**What to work on:**
Where the data below has the string "title", return the whole line.

**Data to process:**

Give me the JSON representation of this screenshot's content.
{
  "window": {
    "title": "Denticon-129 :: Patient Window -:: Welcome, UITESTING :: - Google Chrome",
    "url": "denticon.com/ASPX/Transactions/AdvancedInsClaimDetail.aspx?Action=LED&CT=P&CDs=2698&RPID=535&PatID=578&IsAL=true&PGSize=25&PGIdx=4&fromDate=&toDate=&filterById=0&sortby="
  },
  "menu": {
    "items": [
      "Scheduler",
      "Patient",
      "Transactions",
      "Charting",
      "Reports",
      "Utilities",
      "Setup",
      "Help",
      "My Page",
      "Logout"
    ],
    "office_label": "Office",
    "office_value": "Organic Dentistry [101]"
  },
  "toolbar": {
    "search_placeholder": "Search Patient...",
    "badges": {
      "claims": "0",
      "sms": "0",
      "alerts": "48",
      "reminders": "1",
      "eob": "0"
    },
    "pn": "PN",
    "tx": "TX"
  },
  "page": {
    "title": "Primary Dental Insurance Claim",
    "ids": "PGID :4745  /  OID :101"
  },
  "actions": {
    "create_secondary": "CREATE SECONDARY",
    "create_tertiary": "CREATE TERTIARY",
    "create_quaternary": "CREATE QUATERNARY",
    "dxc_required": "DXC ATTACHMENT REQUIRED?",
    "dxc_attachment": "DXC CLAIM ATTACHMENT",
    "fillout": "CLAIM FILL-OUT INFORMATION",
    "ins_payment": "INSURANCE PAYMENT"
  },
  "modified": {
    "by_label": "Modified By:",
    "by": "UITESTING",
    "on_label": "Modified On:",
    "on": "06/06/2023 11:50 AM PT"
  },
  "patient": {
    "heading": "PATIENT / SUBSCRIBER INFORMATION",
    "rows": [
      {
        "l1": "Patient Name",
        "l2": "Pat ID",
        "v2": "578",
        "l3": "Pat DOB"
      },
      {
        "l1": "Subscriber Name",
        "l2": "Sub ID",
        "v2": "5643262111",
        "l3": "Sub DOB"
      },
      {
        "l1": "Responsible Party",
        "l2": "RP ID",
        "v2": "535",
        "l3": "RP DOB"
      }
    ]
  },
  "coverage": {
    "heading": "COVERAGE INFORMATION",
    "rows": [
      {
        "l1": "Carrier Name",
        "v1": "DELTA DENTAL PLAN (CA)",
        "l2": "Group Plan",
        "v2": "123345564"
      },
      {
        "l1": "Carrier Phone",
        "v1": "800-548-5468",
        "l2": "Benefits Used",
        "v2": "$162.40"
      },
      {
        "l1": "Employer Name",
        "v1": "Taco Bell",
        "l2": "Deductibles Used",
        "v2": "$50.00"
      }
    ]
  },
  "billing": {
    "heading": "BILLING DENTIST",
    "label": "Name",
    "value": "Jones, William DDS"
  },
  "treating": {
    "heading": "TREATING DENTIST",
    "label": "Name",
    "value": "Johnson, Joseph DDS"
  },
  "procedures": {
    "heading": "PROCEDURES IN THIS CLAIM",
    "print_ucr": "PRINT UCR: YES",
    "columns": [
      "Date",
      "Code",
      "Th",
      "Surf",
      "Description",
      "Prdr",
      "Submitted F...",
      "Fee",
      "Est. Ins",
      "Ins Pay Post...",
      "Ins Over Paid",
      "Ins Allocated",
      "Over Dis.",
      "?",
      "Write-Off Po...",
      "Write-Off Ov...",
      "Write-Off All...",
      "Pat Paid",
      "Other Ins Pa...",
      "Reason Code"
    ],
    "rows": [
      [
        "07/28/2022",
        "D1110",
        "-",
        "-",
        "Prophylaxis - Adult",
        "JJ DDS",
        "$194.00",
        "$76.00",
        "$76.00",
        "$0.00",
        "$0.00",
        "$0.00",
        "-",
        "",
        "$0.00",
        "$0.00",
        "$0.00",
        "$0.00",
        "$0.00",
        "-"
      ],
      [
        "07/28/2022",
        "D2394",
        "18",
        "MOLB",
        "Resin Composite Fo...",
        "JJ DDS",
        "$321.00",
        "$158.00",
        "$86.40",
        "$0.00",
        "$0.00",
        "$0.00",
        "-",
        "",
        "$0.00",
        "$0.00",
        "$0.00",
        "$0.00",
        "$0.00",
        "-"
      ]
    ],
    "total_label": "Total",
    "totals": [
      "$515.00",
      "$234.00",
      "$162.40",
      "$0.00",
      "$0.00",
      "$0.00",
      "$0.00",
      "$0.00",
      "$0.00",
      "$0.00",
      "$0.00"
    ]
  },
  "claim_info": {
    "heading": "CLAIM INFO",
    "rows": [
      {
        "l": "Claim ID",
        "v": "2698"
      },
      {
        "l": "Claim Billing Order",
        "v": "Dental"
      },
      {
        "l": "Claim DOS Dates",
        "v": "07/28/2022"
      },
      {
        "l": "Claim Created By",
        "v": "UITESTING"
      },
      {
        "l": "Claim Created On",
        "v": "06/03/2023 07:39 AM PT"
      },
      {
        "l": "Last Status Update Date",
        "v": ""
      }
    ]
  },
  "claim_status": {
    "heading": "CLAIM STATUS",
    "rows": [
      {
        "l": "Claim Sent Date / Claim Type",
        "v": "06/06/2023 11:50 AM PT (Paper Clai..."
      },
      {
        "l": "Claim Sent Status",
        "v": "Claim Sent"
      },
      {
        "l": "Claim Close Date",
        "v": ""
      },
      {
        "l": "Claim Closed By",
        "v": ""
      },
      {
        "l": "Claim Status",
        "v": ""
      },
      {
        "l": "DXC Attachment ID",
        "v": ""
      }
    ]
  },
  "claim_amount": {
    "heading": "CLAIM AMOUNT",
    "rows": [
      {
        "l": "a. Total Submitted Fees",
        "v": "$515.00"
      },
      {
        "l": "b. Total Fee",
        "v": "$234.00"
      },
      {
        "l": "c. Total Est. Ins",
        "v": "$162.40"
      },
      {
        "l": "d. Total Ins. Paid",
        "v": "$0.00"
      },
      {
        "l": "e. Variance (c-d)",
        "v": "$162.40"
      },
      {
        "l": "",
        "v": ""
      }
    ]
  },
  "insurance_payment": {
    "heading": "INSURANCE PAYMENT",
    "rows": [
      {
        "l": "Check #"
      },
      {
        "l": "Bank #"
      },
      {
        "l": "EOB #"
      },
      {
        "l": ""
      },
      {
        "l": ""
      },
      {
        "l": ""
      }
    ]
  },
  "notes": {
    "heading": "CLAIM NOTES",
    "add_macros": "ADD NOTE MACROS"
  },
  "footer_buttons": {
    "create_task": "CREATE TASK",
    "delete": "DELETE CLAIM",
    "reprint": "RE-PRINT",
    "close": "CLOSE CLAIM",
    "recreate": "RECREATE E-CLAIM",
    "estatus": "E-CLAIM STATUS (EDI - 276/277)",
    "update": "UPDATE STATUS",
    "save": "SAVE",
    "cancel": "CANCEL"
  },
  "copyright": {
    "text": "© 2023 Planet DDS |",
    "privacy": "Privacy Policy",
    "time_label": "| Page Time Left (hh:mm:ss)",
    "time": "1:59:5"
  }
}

**Task solution:**
    "title": "Denticon-129 :: Patient Window -:: Welcome, UITESTING :: - Google Chrome",
    "title": "Primary Dental Insurance Claim",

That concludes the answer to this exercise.